What you need to do:
Return each line of the data below verbatim; pictures are to be left out.

Input:
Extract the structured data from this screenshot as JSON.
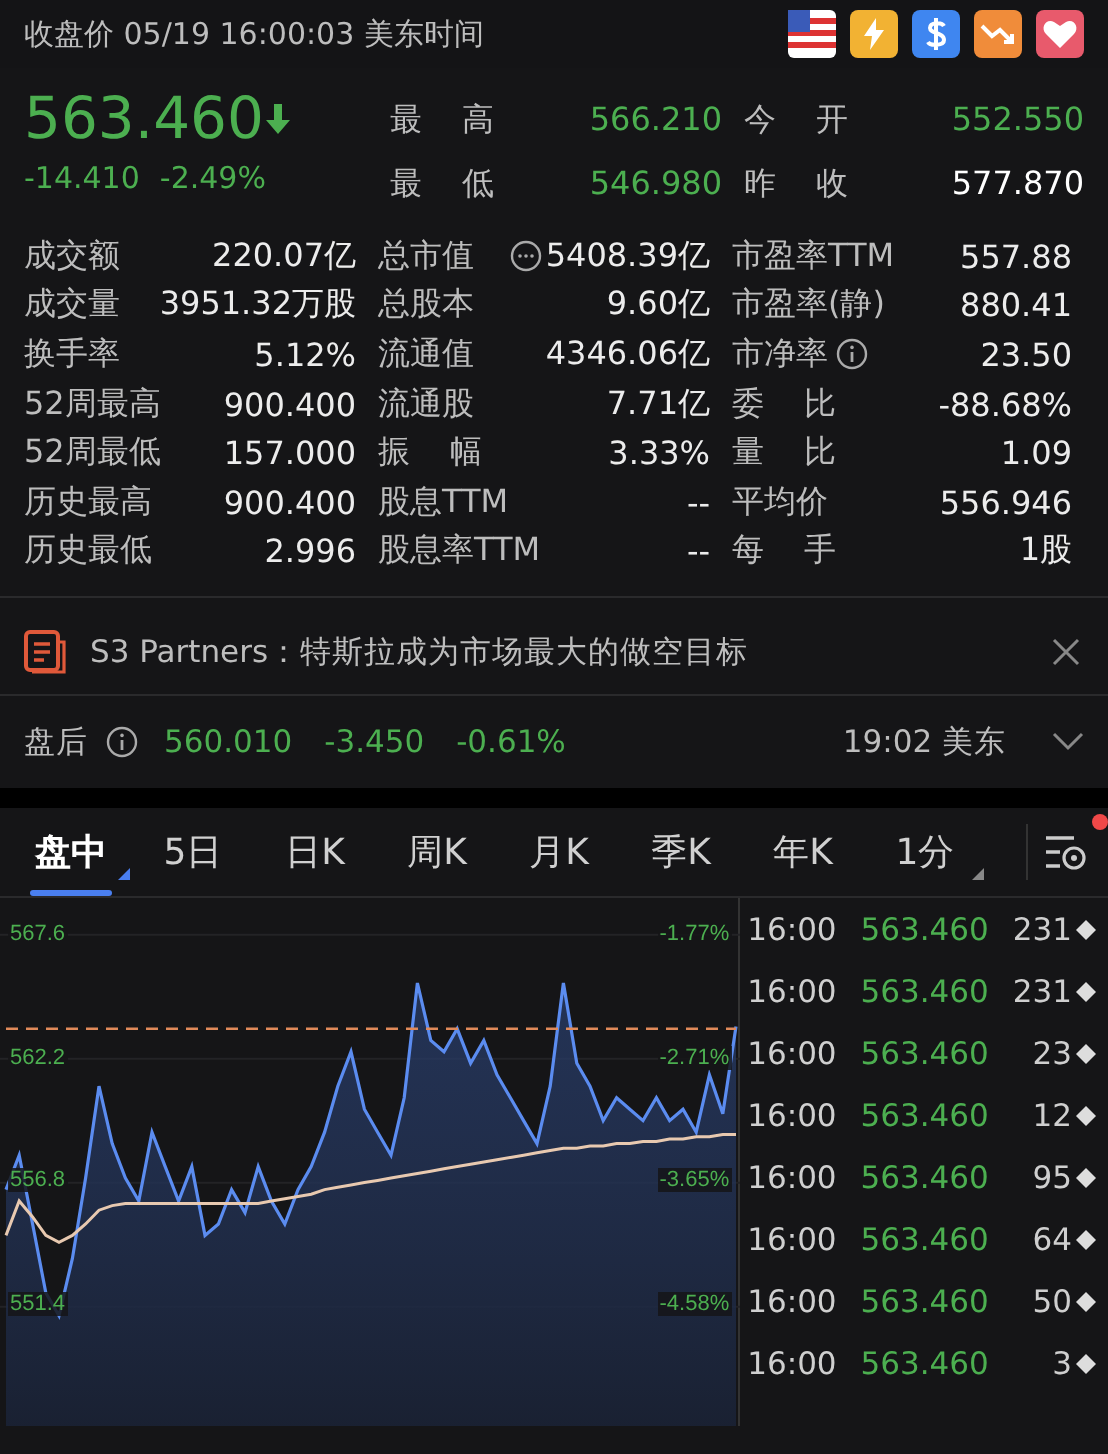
{
  "header": {
    "title": "收盘价 05/19 16:00:03 美东时间"
  },
  "quote": {
    "price": "563.460",
    "change": "-14.410",
    "change_pct": "-2.49%"
  },
  "quote_stats": [
    {
      "label": "最高",
      "value": "566.210",
      "color": "#4caf50"
    },
    {
      "label": "今开",
      "value": "552.550",
      "color": "#4caf50"
    },
    {
      "label": "最低",
      "value": "546.980",
      "color": "#4caf50"
    },
    {
      "label": "昨收",
      "value": "577.870",
      "color": "#ffffff"
    }
  ],
  "stats": [
    [
      {
        "label": "成交额",
        "value": "220.07亿",
        "kind": "plain",
        "spaced": false
      },
      {
        "label": "总市值",
        "value": "5408.39亿",
        "kind": "more",
        "spaced": false
      },
      {
        "label": "市盈率TTM",
        "value": "557.88",
        "kind": "plain",
        "spaced": false
      }
    ],
    [
      {
        "label": "成交量",
        "value": "3951.32万股",
        "kind": "plain",
        "spaced": false
      },
      {
        "label": "总股本",
        "value": "9.60亿",
        "kind": "plain",
        "spaced": false
      },
      {
        "label": "市盈率(静)",
        "value": "880.41",
        "kind": "plain",
        "spaced": false
      }
    ],
    [
      {
        "label": "换手率",
        "value": "5.12%",
        "kind": "plain",
        "spaced": false
      },
      {
        "label": "流通值",
        "value": "4346.06亿",
        "kind": "plain",
        "spaced": false
      },
      {
        "label": "市净率",
        "value": "23.50",
        "kind": "info",
        "spaced": false
      }
    ],
    [
      {
        "label": "52周最高",
        "value": "900.400",
        "kind": "plain",
        "spaced": false
      },
      {
        "label": "流通股",
        "value": "7.71亿",
        "kind": "plain",
        "spaced": false
      },
      {
        "label": "委比",
        "value": "-88.68%",
        "kind": "plain",
        "spaced": true
      }
    ],
    [
      {
        "label": "52周最低",
        "value": "157.000",
        "kind": "plain",
        "spaced": false
      },
      {
        "label": "振幅",
        "value": "3.33%",
        "kind": "plain",
        "spaced": true
      },
      {
        "label": "量比",
        "value": "1.09",
        "kind": "plain",
        "spaced": true
      }
    ],
    [
      {
        "label": "历史最高",
        "value": "900.400",
        "kind": "plain",
        "spaced": false
      },
      {
        "label": "股息TTM",
        "value": "--",
        "kind": "plain",
        "spaced": false
      },
      {
        "label": "平均价",
        "value": "556.946",
        "kind": "plain",
        "spaced": false
      }
    ],
    [
      {
        "label": "历史最低",
        "value": "2.996",
        "kind": "plain",
        "spaced": false
      },
      {
        "label": "股息率TTM",
        "value": "--",
        "kind": "plain",
        "spaced": false
      },
      {
        "label": "每手",
        "value": "1股",
        "kind": "plain",
        "spaced": true
      }
    ]
  ],
  "news": {
    "text": "S3 Partners：特斯拉成为市场最大的做空目标"
  },
  "after_hours": {
    "label": "盘后",
    "price": "560.010",
    "change": "-3.450",
    "change_pct": "-0.61%",
    "time": "19:02 美东"
  },
  "tabs": [
    {
      "label": "盘中",
      "selected": true,
      "has_options": true
    },
    {
      "label": "5日",
      "selected": false,
      "has_options": false
    },
    {
      "label": "日K",
      "selected": false,
      "has_options": false
    },
    {
      "label": "周K",
      "selected": false,
      "has_options": false
    },
    {
      "label": "月K",
      "selected": false,
      "has_options": false
    },
    {
      "label": "季K",
      "selected": false,
      "has_options": false
    },
    {
      "label": "年K",
      "selected": false,
      "has_options": false
    },
    {
      "label": "1分",
      "selected": false,
      "has_options": true
    }
  ],
  "chart": {
    "pct_labels": [
      "-1.77%",
      "-2.71%",
      "-3.65%",
      "-4.58%"
    ],
    "chart_data": {
      "type": "line",
      "ylim": [
        546.2,
        569.2
      ],
      "yticks": [
        567.6,
        562.2,
        556.8,
        551.4
      ],
      "grid": true,
      "series": [
        {
          "type": "area",
          "color": "#5b8cf0",
          "values": [
            556.5,
            558.0,
            555.0,
            552.0,
            551.0,
            553.5,
            557.0,
            561.0,
            558.5,
            557.0,
            556.0,
            559.0,
            557.5,
            556.0,
            557.5,
            554.5,
            555.0,
            556.5,
            555.5,
            557.5,
            556.0,
            555.0,
            556.5,
            557.5,
            559.0,
            561.0,
            562.5,
            560.0,
            559.0,
            558.0,
            560.5,
            565.5,
            563.0,
            562.5,
            563.5,
            562.0,
            563.0,
            561.5,
            560.5,
            559.5,
            558.5,
            561.0,
            565.5,
            562.0,
            561.0,
            559.5,
            560.5,
            560.0,
            559.5,
            560.5,
            559.5,
            560.0,
            559.0,
            561.5,
            559.8,
            563.6
          ]
        },
        {
          "type": "line",
          "line_style": "dashed",
          "color": "#e08a5a",
          "values": [
            563.5,
            563.5,
            563.5,
            563.5,
            563.5,
            563.5,
            563.5,
            563.5,
            563.5,
            563.5,
            563.5,
            563.5,
            563.5,
            563.5,
            563.5,
            563.5,
            563.5,
            563.5,
            563.5,
            563.5,
            563.5,
            563.5,
            563.5,
            563.5,
            563.5,
            563.5,
            563.5,
            563.5,
            563.5,
            563.5,
            563.5,
            563.5,
            563.5,
            563.5,
            563.5,
            563.5,
            563.5,
            563.5,
            563.5,
            563.5,
            563.5,
            563.5,
            563.5,
            563.5,
            563.5,
            563.5,
            563.5,
            563.5,
            563.5,
            563.5,
            563.5,
            563.5,
            563.5,
            563.5,
            563.5,
            563.5
          ]
        },
        {
          "type": "line",
          "color": "#e8c9b0",
          "values": [
            554.5,
            556.0,
            555.3,
            554.5,
            554.2,
            554.5,
            555.0,
            555.6,
            555.8,
            555.9,
            555.9,
            555.9,
            555.9,
            555.9,
            555.9,
            555.9,
            555.9,
            555.9,
            555.9,
            555.9,
            556.0,
            556.1,
            556.2,
            556.3,
            556.5,
            556.6,
            556.7,
            556.8,
            556.9,
            557.0,
            557.1,
            557.2,
            557.3,
            557.4,
            557.5,
            557.6,
            557.7,
            557.8,
            557.9,
            558.0,
            558.1,
            558.2,
            558.3,
            558.3,
            558.4,
            558.4,
            558.5,
            558.5,
            558.6,
            558.6,
            558.7,
            558.7,
            558.8,
            558.8,
            558.9,
            558.9
          ]
        }
      ]
    }
  },
  "trades": [
    {
      "time": "16:00",
      "price": "563.460",
      "volume": "231"
    },
    {
      "time": "16:00",
      "price": "563.460",
      "volume": "231"
    },
    {
      "time": "16:00",
      "price": "563.460",
      "volume": "23"
    },
    {
      "time": "16:00",
      "price": "563.460",
      "volume": "12"
    },
    {
      "time": "16:00",
      "price": "563.460",
      "volume": "95"
    },
    {
      "time": "16:00",
      "price": "563.460",
      "volume": "64"
    },
    {
      "time": "16:00",
      "price": "563.460",
      "volume": "50"
    },
    {
      "time": "16:00",
      "price": "563.460",
      "volume": "3"
    }
  ]
}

Exercise answer:
Extract the structured data from this screenshot as JSON.
{
  "header": {
    "title": "收盘价 05/19 16:00:03 美东时间"
  },
  "quote": {
    "price": "563.460",
    "change": "-14.410",
    "change_pct": "-2.49%"
  },
  "quote_stats": [
    {
      "label": "最高",
      "value": "566.210",
      "color": "#4caf50"
    },
    {
      "label": "今开",
      "value": "552.550",
      "color": "#4caf50"
    },
    {
      "label": "最低",
      "value": "546.980",
      "color": "#4caf50"
    },
    {
      "label": "昨收",
      "value": "577.870",
      "color": "#ffffff"
    }
  ],
  "stats": [
    [
      {
        "label": "成交额",
        "value": "220.07亿",
        "kind": "plain",
        "spaced": false
      },
      {
        "label": "总市值",
        "value": "5408.39亿",
        "kind": "more",
        "spaced": false
      },
      {
        "label": "市盈率TTM",
        "value": "557.88",
        "kind": "plain",
        "spaced": false
      }
    ],
    [
      {
        "label": "成交量",
        "value": "3951.32万股",
        "kind": "plain",
        "spaced": false
      },
      {
        "label": "总股本",
        "value": "9.60亿",
        "kind": "plain",
        "spaced": false
      },
      {
        "label": "市盈率(静)",
        "value": "880.41",
        "kind": "plain",
        "spaced": false
      }
    ],
    [
      {
        "label": "换手率",
        "value": "5.12%",
        "kind": "plain",
        "spaced": false
      },
      {
        "label": "流通值",
        "value": "4346.06亿",
        "kind": "plain",
        "spaced": false
      },
      {
        "label": "市净率",
        "value": "23.50",
        "kind": "info",
        "spaced": false
      }
    ],
    [
      {
        "label": "52周最高",
        "value": "900.400",
        "kind": "plain",
        "spaced": false
      },
      {
        "label": "流通股",
        "value": "7.71亿",
        "kind": "plain",
        "spaced": false
      },
      {
        "label": "委比",
        "value": "-88.68%",
        "kind": "plain",
        "spaced": true
      }
    ],
    [
      {
        "label": "52周最低",
        "value": "157.000",
        "kind": "plain",
        "spaced": false
      },
      {
        "label": "振幅",
        "value": "3.33%",
        "kind": "plain",
        "spaced": true
      },
      {
        "label": "量比",
        "value": "1.09",
        "kind": "plain",
        "spaced": true
      }
    ],
    [
      {
        "label": "历史最高",
        "value": "900.400",
        "kind": "plain",
        "spaced": false
      },
      {
        "label": "股息TTM",
        "value": "--",
        "kind": "plain",
        "spaced": false
      },
      {
        "label": "平均价",
        "value": "556.946",
        "kind": "plain",
        "spaced": false
      }
    ],
    [
      {
        "label": "历史最低",
        "value": "2.996",
        "kind": "plain",
        "spaced": false
      },
      {
        "label": "股息率TTM",
        "value": "--",
        "kind": "plain",
        "spaced": false
      },
      {
        "label": "每手",
        "value": "1股",
        "kind": "plain",
        "spaced": true
      }
    ]
  ],
  "news": {
    "text": "S3 Partners：特斯拉成为市场最大的做空目标"
  },
  "after_hours": {
    "label": "盘后",
    "price": "560.010",
    "change": "-3.450",
    "change_pct": "-0.61%",
    "time": "19:02 美东"
  },
  "tabs": [
    {
      "label": "盘中",
      "selected": true,
      "has_options": true
    },
    {
      "label": "5日",
      "selected": false,
      "has_options": false
    },
    {
      "label": "日K",
      "selected": false,
      "has_options": false
    },
    {
      "label": "周K",
      "selected": false,
      "has_options": false
    },
    {
      "label": "月K",
      "selected": false,
      "has_options": false
    },
    {
      "label": "季K",
      "selected": false,
      "has_options": false
    },
    {
      "label": "年K",
      "selected": false,
      "has_options": false
    },
    {
      "label": "1分",
      "selected": false,
      "has_options": true
    }
  ],
  "chart": {
    "pct_labels": [
      "-1.77%",
      "-2.71%",
      "-3.65%",
      "-4.58%"
    ],
    "chart_data": {
      "type": "line",
      "ylim": [
        546.2,
        569.2
      ],
      "yticks": [
        567.6,
        562.2,
        556.8,
        551.4
      ],
      "grid": true,
      "series": [
        {
          "type": "area",
          "color": "#5b8cf0",
          "values": [
            556.5,
            558.0,
            555.0,
            552.0,
            551.0,
            553.5,
            557.0,
            561.0,
            558.5,
            557.0,
            556.0,
            559.0,
            557.5,
            556.0,
            557.5,
            554.5,
            555.0,
            556.5,
            555.5,
            557.5,
            556.0,
            555.0,
            556.5,
            557.5,
            559.0,
            561.0,
            562.5,
            560.0,
            559.0,
            558.0,
            560.5,
            565.5,
            563.0,
            562.5,
            563.5,
            562.0,
            563.0,
            561.5,
            560.5,
            559.5,
            558.5,
            561.0,
            565.5,
            562.0,
            561.0,
            559.5,
            560.5,
            560.0,
            559.5,
            560.5,
            559.5,
            560.0,
            559.0,
            561.5,
            559.8,
            563.6
          ]
        },
        {
          "type": "line",
          "line_style": "dashed",
          "color": "#e08a5a",
          "values": [
            563.5,
            563.5,
            563.5,
            563.5,
            563.5,
            563.5,
            563.5,
            563.5,
            563.5,
            563.5,
            563.5,
            563.5,
            563.5,
            563.5,
            563.5,
            563.5,
            563.5,
            563.5,
            563.5,
            563.5,
            563.5,
            563.5,
            563.5,
            563.5,
            563.5,
            563.5,
            563.5,
            563.5,
            563.5,
            563.5,
            563.5,
            563.5,
            563.5,
            563.5,
            563.5,
            563.5,
            563.5,
            563.5,
            563.5,
            563.5,
            563.5,
            563.5,
            563.5,
            563.5,
            563.5,
            563.5,
            563.5,
            563.5,
            563.5,
            563.5,
            563.5,
            563.5,
            563.5,
            563.5,
            563.5,
            563.5
          ]
        },
        {
          "type": "line",
          "color": "#e8c9b0",
          "values": [
            554.5,
            556.0,
            555.3,
            554.5,
            554.2,
            554.5,
            555.0,
            555.6,
            555.8,
            555.9,
            555.9,
            555.9,
            555.9,
            555.9,
            555.9,
            555.9,
            555.9,
            555.9,
            555.9,
            555.9,
            556.0,
            556.1,
            556.2,
            556.3,
            556.5,
            556.6,
            556.7,
            556.8,
            556.9,
            557.0,
            557.1,
            557.2,
            557.3,
            557.4,
            557.5,
            557.6,
            557.7,
            557.8,
            557.9,
            558.0,
            558.1,
            558.2,
            558.3,
            558.3,
            558.4,
            558.4,
            558.5,
            558.5,
            558.6,
            558.6,
            558.7,
            558.7,
            558.8,
            558.8,
            558.9,
            558.9
          ]
        }
      ]
    }
  },
  "trades": [
    {
      "time": "16:00",
      "price": "563.460",
      "volume": "231"
    },
    {
      "time": "16:00",
      "price": "563.460",
      "volume": "231"
    },
    {
      "time": "16:00",
      "price": "563.460",
      "volume": "23"
    },
    {
      "time": "16:00",
      "price": "563.460",
      "volume": "12"
    },
    {
      "time": "16:00",
      "price": "563.460",
      "volume": "95"
    },
    {
      "time": "16:00",
      "price": "563.460",
      "volume": "64"
    },
    {
      "time": "16:00",
      "price": "563.460",
      "volume": "50"
    },
    {
      "time": "16:00",
      "price": "563.460",
      "volume": "3"
    }
  ]
}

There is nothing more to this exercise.